Goal of the exercise »
Check each line of the data below for the word "ylabel", then extract the ones that have it.

>>>>>

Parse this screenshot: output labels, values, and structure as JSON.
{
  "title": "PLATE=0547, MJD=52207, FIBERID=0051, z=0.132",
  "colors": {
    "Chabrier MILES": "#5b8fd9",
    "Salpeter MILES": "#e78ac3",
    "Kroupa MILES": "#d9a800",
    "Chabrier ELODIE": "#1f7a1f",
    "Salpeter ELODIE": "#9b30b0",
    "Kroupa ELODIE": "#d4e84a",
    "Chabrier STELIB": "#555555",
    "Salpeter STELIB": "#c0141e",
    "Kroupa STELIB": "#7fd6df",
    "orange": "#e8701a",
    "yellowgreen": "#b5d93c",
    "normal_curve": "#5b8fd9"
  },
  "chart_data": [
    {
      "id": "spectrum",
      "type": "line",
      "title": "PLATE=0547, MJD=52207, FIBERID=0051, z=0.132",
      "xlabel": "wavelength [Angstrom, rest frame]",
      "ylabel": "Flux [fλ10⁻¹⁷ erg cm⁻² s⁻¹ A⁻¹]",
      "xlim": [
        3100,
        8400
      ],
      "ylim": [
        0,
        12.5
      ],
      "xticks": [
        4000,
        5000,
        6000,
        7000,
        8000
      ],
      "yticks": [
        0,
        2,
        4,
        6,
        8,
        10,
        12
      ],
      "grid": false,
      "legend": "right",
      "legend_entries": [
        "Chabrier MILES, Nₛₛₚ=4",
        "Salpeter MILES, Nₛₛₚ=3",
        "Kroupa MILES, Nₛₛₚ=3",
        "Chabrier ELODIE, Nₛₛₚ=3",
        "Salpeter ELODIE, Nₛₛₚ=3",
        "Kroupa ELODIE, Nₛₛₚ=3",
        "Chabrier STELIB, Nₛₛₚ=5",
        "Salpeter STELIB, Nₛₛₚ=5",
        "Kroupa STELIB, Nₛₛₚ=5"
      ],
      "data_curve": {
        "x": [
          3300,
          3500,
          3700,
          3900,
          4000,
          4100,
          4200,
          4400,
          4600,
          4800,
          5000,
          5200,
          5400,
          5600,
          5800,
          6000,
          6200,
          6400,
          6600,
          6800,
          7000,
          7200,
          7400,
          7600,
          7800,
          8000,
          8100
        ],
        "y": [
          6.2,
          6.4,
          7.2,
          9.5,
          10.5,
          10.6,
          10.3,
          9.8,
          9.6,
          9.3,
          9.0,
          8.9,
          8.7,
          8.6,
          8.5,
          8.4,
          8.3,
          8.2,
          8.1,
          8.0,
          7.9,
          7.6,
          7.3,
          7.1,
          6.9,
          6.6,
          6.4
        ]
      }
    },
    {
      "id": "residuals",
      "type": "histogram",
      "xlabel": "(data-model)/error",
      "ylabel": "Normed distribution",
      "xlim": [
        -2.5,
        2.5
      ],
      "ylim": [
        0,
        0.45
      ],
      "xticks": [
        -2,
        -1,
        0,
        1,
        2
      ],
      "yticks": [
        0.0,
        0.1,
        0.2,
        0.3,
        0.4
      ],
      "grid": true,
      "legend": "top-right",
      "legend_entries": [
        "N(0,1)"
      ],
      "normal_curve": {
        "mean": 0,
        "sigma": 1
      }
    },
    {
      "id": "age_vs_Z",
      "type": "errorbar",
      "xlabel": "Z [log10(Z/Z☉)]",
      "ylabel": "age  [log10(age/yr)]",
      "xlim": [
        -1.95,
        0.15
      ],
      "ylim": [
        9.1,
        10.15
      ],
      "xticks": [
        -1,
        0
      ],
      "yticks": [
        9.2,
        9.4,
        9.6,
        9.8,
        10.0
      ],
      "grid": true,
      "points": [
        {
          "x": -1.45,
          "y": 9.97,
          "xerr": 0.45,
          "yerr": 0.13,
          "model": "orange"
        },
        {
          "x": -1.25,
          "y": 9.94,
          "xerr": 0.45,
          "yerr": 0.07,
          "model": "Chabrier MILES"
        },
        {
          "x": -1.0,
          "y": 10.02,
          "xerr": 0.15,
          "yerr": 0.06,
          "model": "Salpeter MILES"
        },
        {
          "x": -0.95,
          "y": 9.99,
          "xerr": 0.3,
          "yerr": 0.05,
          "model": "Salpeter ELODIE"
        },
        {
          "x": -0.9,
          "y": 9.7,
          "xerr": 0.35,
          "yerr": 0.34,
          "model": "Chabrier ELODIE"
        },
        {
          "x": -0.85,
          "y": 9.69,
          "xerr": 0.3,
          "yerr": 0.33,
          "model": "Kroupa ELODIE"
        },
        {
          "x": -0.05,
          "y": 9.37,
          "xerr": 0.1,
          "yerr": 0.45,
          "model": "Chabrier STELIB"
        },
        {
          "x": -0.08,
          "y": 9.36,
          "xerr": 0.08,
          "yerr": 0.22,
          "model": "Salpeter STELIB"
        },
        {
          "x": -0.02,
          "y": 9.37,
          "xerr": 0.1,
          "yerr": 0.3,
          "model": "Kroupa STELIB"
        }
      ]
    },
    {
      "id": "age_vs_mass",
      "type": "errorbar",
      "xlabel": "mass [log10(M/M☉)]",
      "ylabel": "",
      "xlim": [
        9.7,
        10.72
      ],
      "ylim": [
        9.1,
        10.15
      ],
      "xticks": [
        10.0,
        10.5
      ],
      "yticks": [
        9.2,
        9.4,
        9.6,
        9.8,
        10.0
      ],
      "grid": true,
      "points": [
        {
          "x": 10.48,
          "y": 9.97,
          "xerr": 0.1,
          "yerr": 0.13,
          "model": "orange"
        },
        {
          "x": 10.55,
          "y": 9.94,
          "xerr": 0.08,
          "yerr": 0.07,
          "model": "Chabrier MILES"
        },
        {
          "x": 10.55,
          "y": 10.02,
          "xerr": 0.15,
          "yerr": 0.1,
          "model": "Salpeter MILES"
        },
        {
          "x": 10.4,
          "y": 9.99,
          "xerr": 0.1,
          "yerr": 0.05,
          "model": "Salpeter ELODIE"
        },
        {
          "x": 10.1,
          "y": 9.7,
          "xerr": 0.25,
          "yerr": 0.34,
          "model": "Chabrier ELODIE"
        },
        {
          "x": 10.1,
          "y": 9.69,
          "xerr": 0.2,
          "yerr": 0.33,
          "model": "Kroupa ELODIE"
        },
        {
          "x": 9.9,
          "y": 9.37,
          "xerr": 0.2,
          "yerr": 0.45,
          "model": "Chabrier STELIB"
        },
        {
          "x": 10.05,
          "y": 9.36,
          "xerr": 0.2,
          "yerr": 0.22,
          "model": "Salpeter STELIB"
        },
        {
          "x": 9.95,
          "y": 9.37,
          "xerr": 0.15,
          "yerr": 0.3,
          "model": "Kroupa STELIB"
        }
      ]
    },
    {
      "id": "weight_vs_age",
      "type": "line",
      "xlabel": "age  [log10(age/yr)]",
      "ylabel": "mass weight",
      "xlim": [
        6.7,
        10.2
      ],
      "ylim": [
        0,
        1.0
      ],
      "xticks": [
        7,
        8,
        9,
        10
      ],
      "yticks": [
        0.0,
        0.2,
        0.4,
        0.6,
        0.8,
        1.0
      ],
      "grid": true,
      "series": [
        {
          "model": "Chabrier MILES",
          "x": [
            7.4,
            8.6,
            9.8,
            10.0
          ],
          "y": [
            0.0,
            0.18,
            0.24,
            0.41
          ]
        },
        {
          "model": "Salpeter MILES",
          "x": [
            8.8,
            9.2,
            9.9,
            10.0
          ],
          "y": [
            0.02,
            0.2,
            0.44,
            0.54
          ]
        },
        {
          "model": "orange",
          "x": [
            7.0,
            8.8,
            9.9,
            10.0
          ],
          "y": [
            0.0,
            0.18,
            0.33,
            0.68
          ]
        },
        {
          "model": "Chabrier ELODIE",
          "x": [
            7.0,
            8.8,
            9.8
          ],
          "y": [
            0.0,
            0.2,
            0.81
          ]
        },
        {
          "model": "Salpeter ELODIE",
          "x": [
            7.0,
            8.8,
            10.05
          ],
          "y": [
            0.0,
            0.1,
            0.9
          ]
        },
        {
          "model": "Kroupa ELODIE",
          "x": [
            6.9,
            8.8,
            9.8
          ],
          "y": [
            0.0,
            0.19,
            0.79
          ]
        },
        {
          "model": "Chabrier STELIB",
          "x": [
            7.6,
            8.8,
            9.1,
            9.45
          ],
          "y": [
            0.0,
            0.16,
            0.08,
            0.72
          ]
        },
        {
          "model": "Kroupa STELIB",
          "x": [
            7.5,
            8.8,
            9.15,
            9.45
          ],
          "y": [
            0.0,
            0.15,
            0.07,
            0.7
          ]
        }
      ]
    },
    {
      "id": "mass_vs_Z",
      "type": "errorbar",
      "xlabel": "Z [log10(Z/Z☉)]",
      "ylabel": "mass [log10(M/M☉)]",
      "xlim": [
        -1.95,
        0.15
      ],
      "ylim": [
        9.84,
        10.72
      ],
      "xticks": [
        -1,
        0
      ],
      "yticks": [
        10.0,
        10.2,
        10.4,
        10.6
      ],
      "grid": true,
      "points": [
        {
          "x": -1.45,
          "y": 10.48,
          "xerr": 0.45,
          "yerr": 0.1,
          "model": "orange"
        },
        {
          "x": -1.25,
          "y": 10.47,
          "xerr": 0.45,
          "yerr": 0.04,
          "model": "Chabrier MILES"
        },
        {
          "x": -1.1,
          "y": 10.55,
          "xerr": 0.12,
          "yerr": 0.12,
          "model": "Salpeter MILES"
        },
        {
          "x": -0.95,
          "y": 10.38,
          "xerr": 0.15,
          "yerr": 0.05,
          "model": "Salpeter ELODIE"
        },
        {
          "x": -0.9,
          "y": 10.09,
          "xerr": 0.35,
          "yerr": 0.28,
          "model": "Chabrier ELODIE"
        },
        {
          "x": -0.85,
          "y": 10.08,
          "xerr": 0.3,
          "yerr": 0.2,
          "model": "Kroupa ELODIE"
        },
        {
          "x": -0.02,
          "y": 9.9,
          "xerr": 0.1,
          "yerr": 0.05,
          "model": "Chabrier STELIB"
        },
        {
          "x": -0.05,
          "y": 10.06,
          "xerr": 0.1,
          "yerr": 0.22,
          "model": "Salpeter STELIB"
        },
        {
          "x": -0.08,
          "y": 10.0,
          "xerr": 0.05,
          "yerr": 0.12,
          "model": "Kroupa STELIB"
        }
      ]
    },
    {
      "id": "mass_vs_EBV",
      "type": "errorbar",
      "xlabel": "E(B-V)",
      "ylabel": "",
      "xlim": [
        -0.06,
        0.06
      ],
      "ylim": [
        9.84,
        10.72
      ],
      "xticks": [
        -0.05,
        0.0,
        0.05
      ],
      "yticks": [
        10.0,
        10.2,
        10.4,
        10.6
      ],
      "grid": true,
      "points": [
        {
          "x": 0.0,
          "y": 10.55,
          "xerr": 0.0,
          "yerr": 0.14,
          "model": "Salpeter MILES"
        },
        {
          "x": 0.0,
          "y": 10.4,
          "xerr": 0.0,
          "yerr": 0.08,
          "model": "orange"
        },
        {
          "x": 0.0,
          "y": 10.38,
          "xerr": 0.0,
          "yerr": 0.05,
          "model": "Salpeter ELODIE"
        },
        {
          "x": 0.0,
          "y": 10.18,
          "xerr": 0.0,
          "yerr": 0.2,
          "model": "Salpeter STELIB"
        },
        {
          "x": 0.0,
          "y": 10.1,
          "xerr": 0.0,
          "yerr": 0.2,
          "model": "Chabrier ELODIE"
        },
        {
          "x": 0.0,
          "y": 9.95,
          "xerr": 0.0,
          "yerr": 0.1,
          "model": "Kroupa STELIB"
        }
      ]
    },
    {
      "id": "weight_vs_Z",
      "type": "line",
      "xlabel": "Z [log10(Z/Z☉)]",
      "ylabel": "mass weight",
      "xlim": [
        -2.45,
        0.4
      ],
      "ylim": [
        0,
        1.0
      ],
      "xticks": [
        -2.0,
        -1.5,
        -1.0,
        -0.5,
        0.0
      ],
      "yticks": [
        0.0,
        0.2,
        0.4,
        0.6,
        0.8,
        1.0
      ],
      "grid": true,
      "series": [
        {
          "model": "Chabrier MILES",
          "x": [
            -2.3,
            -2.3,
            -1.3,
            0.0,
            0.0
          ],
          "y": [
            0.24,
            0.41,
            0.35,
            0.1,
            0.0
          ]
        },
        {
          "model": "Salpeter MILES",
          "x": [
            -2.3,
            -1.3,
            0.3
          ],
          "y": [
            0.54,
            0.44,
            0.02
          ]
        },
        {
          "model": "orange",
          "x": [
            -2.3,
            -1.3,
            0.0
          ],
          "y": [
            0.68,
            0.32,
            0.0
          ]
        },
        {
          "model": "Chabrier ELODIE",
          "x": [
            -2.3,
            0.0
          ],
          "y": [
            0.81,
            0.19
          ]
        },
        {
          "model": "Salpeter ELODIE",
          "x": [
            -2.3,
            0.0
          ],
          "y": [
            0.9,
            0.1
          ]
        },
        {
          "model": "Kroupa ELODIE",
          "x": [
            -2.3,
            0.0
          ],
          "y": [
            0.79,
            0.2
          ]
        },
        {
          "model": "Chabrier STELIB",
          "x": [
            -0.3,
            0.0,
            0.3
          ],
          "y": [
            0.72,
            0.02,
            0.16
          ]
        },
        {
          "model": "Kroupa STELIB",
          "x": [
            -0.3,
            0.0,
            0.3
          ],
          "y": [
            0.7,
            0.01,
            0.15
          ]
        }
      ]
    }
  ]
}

<<<<<

Response »
      "ylabel": "Flux [fλ10⁻¹⁷ erg cm⁻² s⁻¹ A⁻¹]",
      "ylabel": "Normed distribution",
      "ylabel": "age  [log10(age/yr)]",
      "ylabel": "",
      "ylabel": "mass weight",
      "ylabel": "mass [log10(M/M☉)]",
      "ylabel": "",
      "ylabel": "mass weight",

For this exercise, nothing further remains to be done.